[start of Data records]

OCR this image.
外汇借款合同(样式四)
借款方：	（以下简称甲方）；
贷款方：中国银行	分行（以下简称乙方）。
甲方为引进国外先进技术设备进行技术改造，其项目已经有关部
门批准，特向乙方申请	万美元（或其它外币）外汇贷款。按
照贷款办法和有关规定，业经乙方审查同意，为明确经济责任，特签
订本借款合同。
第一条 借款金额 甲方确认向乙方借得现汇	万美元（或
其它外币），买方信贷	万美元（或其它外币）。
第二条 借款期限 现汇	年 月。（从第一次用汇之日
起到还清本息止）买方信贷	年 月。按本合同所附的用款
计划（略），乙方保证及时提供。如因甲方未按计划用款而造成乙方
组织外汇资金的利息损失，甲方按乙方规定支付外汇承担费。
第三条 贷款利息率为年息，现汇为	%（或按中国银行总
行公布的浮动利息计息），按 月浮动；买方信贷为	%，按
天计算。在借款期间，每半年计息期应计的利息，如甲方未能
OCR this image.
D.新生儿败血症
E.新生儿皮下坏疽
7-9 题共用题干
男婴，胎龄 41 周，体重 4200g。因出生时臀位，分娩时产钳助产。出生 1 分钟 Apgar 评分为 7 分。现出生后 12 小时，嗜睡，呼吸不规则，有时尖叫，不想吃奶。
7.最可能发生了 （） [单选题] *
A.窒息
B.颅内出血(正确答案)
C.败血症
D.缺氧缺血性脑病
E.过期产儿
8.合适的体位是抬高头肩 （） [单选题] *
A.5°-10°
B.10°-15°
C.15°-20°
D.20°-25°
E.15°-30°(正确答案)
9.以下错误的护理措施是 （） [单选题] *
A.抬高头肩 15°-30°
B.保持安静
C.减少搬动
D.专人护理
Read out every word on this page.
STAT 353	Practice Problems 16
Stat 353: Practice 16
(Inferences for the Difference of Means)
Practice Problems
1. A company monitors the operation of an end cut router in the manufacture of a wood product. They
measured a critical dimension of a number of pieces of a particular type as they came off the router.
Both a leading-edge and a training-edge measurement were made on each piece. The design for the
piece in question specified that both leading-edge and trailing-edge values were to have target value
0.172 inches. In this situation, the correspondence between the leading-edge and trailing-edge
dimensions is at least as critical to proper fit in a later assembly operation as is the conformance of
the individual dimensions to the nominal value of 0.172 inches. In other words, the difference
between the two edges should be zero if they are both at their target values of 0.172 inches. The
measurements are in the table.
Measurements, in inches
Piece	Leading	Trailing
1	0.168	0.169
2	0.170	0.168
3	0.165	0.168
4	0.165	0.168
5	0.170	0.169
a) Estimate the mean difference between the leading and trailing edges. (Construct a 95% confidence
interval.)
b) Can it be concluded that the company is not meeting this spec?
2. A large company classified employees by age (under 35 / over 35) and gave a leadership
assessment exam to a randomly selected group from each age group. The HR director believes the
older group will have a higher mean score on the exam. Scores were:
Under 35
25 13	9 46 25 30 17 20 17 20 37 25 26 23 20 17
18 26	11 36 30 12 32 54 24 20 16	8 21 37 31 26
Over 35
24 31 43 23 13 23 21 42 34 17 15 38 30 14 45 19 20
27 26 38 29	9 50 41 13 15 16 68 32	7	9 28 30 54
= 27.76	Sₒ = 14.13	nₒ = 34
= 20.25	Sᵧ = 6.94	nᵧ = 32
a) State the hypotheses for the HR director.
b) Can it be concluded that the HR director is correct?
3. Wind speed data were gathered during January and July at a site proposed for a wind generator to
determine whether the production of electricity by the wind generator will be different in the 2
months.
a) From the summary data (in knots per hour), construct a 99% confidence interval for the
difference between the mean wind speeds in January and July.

[end of Data records]

◆ Goal: Repeat the material above exactly.

◆ Solution for this exercise:
OCR this image.
外汇借款合同(样式四)
借款方：	（以下简称甲方）；
贷款方：中国银行	分行（以下简称乙方）。
甲方为引进国外先进技术设备进行技术改造，其项目已经有关部
门批准，特向乙方申请	万美元（或其它外币）外汇贷款。按
照贷款办法和有关规定，业经乙方审查同意，为明确经济责任，特签
订本借款合同。
第一条 借款金额 甲方确认向乙方借得现汇	万美元（或
其它外币），买方信贷	万美元（或其它外币）。
第二条 借款期限 现汇	年 月。（从第一次用汇之日
起到还清本息止）买方信贷	年 月。按本合同所附的用款
计划（略），乙方保证及时提供。如因甲方未按计划用款而造成乙方
组织外汇资金的利息损失，甲方按乙方规定支付外汇承担费。
第三条 贷款利息率为年息，现汇为	%（或按中国银行总
行公布的浮动利息计息），按 月浮动；买方信贷为	%，按
天计算。在借款期间，每半年计息期应计的利息，如甲方未能
OCR this image.
D.新生儿败血症
E.新生儿皮下坏疽
7-9 题共用题干
男婴，胎龄 41 周，体重 4200g。因出生时臀位，分娩时产钳助产。出生 1 分钟 Apgar 评分为 7 分。现出生后 12 小时，嗜睡，呼吸不规则，有时尖叫，不想吃奶。
7.最可能发生了 （） [单选题] *
A.窒息
B.颅内出血(正确答案)
C.败血症
D.缺氧缺血性脑病
E.过期产儿
8.合适的体位是抬高头肩 （） [单选题] *
A.5°-10°
B.10°-15°
C.15°-20°
D.20°-25°
E.15°-30°(正确答案)
9.以下错误的护理措施是 （） [单选题] *
A.抬高头肩 15°-30°
B.保持安静
C.减少搬动
D.专人护理
Read out every word on this page.
STAT 353	Practice Problems 16
Stat 353: Practice 16
(Inferences for the Difference of Means)
Practice Problems
1. A company monitors the operation of an end cut router in the manufacture of a wood product. They
measured a critical dimension of a number of pieces of a particular type as they came off the router.
Both a leading-edge and a training-edge measurement were made on each piece. The design for the
piece in question specified that both leading-edge and trailing-edge values were to have target value
0.172 inches. In this situation, the correspondence between the leading-edge and trailing-edge
dimensions is at least as critical to proper fit in a later assembly operation as is the conformance of
the individual dimensions to the nominal value of 0.172 inches. In other words, the difference
between the two edges should be zero if they are both at their target values of 0.172 inches. The
measurements are in the table.
Measurements, in inches
Piece	Leading	Trailing
1	0.168	0.169
2	0.170	0.168
3	0.165	0.168
4	0.165	0.168
5	0.170	0.169
a) Estimate the mean difference between the leading and trailing edges. (Construct a 95% confidence
interval.)
b) Can it be concluded that the company is not meeting this spec?
2. A large company classified employees by age (under 35 / over 35) and gave a leadership
assessment exam to a randomly selected group from each age group. The HR director believes the
older group will have a higher mean score on the exam. Scores were:
Under 35
25 13	9 46 25 30 17 20 17 20 37 25 26 23 20 17
18 26	11 36 30 12 32 54 24 20 16	8 21 37 31 26
Over 35
24 31 43 23 13 23 21 42 34 17 15 38 30 14 45 19 20
27 26 38 29	9 50 41 13 15 16 68 32	7	9 28 30 54
= 27.76	Sₒ = 14.13	nₒ = 34
= 20.25	Sᵧ = 6.94	nᵧ = 32
a) State the hypotheses for the HR director.
b) Can it be concluded that the HR director is correct?
3. Wind speed data were gathered during January and July at a site proposed for a wind generator to
determine whether the production of electricity by the wind generator will be different in the 2
months.
a) From the summary data (in knots per hour), construct a 99% confidence interval for the
difference between the mean wind speeds in January and July.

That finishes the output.